In the entries below, count every line containing "this". Return the number and nothing else.

==========

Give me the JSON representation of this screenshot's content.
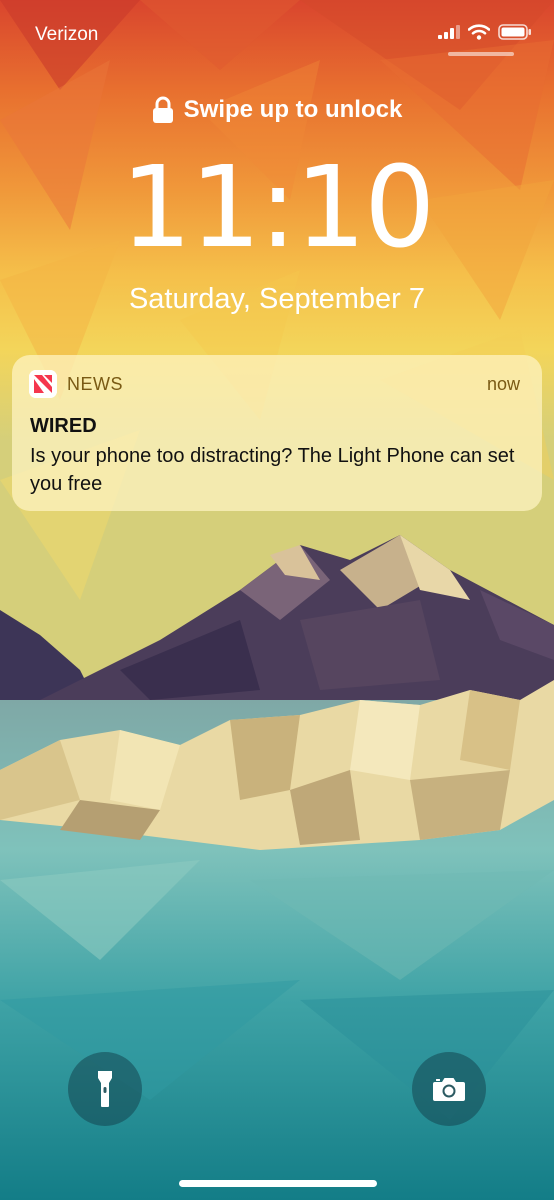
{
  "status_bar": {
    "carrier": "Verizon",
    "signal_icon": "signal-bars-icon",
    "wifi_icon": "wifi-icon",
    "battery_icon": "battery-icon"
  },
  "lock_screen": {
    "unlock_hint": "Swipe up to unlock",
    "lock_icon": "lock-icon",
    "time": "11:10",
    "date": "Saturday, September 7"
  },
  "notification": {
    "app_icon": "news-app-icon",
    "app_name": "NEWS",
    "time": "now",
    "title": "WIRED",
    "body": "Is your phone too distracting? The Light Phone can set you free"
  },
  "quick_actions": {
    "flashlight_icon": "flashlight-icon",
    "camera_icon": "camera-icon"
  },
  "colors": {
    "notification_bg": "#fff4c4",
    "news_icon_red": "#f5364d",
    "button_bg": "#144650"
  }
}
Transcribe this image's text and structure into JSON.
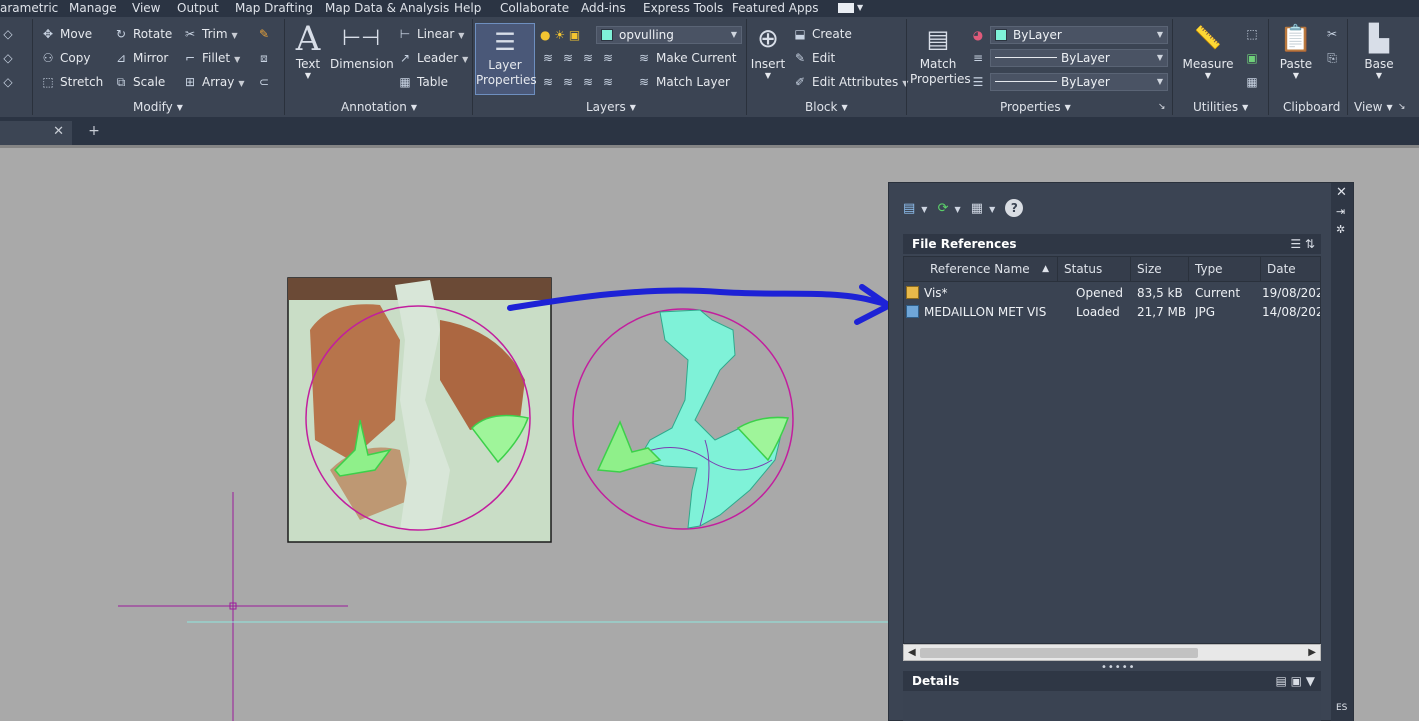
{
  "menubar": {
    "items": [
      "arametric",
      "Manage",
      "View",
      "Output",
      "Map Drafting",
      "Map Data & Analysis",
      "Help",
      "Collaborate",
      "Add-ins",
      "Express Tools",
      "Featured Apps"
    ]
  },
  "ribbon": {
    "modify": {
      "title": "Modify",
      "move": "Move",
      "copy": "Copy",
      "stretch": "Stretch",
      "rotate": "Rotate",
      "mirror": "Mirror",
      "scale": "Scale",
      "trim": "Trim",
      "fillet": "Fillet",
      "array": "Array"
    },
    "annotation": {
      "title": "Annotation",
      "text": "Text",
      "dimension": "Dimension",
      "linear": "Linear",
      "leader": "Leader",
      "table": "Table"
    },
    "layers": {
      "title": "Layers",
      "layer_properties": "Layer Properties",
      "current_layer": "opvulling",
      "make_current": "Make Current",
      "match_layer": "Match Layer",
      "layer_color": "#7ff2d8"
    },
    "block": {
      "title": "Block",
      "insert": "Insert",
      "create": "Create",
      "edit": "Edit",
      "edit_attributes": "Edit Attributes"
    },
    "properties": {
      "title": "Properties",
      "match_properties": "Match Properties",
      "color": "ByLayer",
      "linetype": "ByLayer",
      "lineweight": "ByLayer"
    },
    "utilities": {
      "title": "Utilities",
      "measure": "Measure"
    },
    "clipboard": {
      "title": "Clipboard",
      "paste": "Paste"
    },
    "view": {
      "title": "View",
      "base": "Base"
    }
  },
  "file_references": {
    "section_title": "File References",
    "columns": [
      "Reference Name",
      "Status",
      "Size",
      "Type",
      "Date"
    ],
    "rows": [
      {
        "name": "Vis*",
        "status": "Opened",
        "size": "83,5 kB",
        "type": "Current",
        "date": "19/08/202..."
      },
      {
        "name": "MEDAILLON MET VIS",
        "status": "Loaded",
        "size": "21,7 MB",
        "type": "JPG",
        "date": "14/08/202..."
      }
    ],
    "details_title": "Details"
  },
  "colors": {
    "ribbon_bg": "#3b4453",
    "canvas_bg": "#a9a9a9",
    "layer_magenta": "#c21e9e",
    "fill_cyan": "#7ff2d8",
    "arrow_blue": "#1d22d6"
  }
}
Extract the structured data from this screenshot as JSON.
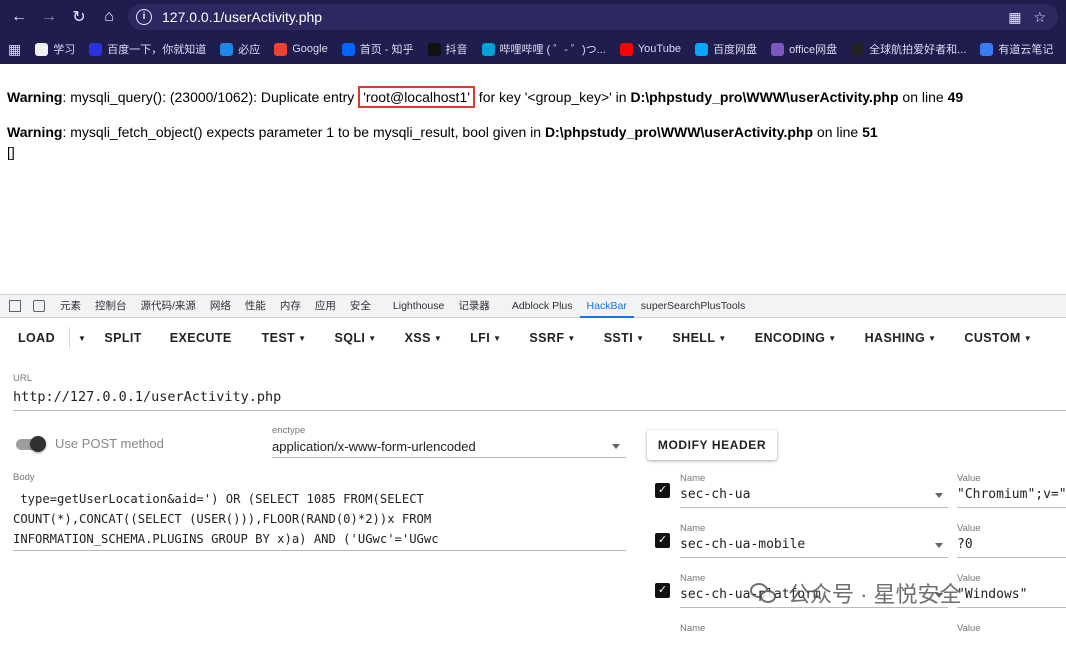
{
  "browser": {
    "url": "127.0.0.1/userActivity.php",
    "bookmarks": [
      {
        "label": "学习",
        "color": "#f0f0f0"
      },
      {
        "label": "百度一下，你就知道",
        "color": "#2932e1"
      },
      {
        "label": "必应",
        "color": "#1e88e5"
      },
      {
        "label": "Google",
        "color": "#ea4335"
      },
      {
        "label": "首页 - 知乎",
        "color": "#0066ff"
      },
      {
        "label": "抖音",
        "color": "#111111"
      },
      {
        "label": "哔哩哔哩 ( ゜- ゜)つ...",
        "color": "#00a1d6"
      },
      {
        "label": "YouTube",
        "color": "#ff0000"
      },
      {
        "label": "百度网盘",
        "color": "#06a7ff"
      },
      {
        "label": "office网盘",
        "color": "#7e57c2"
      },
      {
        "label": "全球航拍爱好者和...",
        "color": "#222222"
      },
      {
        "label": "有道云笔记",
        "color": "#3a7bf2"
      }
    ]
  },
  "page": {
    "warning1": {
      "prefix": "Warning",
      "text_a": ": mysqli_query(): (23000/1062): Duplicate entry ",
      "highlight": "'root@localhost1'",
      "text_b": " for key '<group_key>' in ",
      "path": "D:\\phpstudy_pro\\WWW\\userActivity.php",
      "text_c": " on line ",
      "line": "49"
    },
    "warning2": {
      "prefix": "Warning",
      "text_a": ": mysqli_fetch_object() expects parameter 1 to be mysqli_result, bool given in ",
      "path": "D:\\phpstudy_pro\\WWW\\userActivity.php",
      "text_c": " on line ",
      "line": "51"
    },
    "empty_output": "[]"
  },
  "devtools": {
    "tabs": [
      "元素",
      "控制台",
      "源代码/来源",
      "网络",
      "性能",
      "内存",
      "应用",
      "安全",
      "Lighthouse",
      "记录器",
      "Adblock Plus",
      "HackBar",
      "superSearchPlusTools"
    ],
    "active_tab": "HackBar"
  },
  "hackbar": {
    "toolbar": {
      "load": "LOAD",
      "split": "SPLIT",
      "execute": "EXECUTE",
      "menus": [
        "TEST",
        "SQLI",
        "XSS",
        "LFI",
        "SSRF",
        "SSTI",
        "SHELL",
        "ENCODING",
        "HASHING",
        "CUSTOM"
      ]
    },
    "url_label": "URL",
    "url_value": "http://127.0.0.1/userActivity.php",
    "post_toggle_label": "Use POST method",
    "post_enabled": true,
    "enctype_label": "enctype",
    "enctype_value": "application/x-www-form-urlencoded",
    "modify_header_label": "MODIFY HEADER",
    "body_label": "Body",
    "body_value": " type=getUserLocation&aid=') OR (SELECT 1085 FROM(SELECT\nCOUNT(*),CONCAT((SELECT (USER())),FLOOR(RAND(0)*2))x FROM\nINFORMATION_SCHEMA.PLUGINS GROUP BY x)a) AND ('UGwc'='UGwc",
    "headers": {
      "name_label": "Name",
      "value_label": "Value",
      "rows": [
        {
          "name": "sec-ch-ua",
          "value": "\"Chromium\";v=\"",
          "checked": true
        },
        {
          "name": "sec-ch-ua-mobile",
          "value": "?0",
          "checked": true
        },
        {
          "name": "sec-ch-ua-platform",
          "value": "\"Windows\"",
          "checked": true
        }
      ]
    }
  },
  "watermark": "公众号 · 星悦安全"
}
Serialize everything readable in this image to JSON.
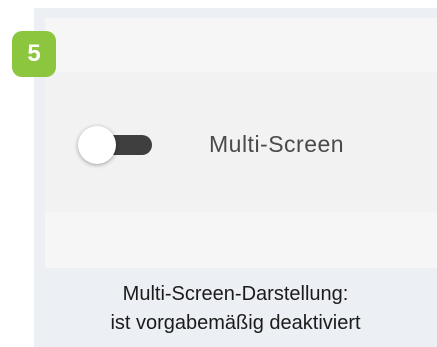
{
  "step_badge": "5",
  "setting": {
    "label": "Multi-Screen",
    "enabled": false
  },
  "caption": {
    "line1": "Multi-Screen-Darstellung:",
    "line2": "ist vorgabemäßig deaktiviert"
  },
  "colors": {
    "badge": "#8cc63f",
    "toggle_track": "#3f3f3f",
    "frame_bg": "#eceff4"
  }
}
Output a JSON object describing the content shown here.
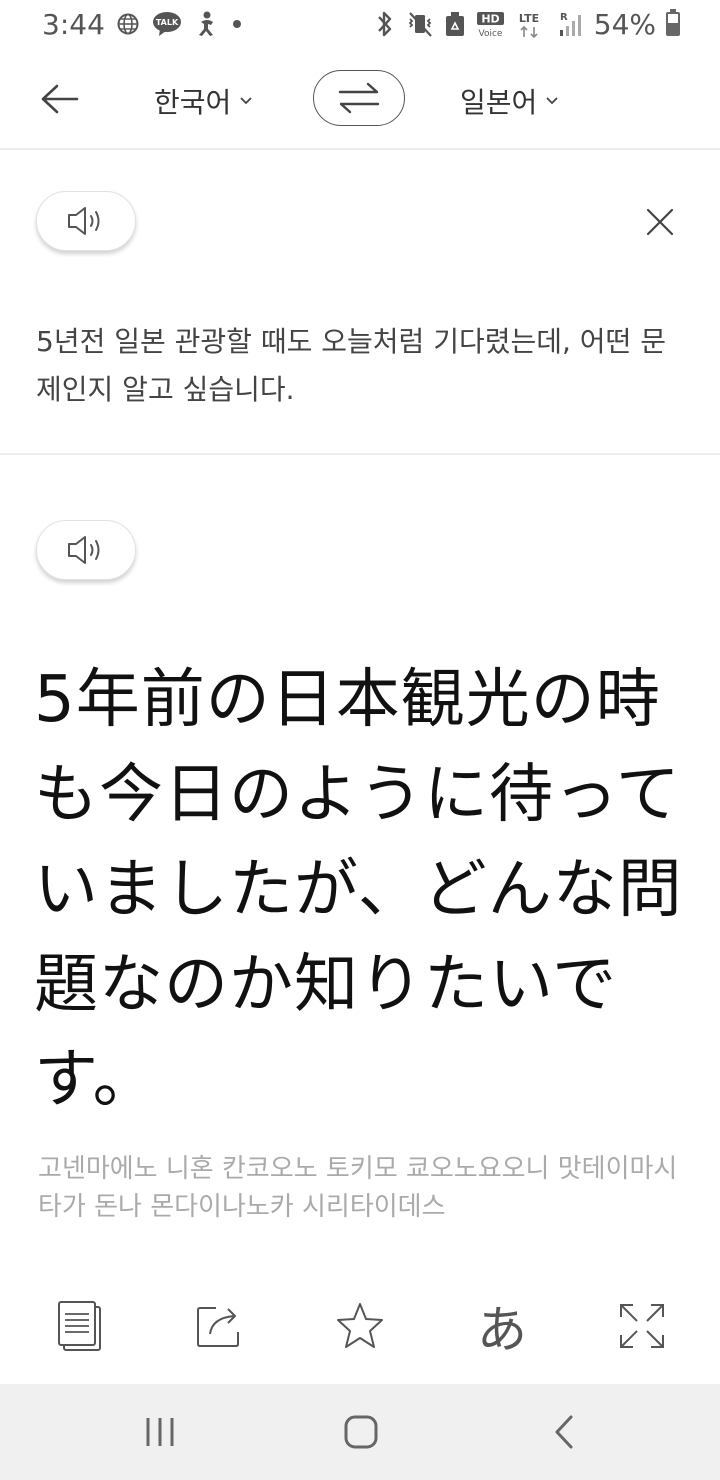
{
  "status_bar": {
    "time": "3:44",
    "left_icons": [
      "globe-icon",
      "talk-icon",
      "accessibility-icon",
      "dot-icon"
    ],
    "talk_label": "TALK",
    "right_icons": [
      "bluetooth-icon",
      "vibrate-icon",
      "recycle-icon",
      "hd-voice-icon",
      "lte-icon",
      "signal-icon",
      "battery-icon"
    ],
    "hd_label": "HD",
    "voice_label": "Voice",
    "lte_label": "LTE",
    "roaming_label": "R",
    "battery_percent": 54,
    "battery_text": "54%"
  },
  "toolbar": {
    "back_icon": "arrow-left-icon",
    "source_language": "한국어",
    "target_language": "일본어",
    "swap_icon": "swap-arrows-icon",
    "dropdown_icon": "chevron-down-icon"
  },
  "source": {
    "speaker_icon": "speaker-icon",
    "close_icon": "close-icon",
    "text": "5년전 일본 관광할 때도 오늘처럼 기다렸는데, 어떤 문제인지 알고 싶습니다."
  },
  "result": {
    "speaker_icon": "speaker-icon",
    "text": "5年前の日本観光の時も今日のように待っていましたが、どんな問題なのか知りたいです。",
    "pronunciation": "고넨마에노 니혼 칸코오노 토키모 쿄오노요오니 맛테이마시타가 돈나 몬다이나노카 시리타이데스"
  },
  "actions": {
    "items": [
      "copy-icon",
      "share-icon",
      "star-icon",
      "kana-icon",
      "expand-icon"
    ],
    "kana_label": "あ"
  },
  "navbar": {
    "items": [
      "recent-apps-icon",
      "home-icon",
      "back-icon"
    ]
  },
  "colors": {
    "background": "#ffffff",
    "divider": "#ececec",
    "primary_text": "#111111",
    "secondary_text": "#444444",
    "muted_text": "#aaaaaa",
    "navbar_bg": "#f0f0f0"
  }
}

==========

RESULT: 4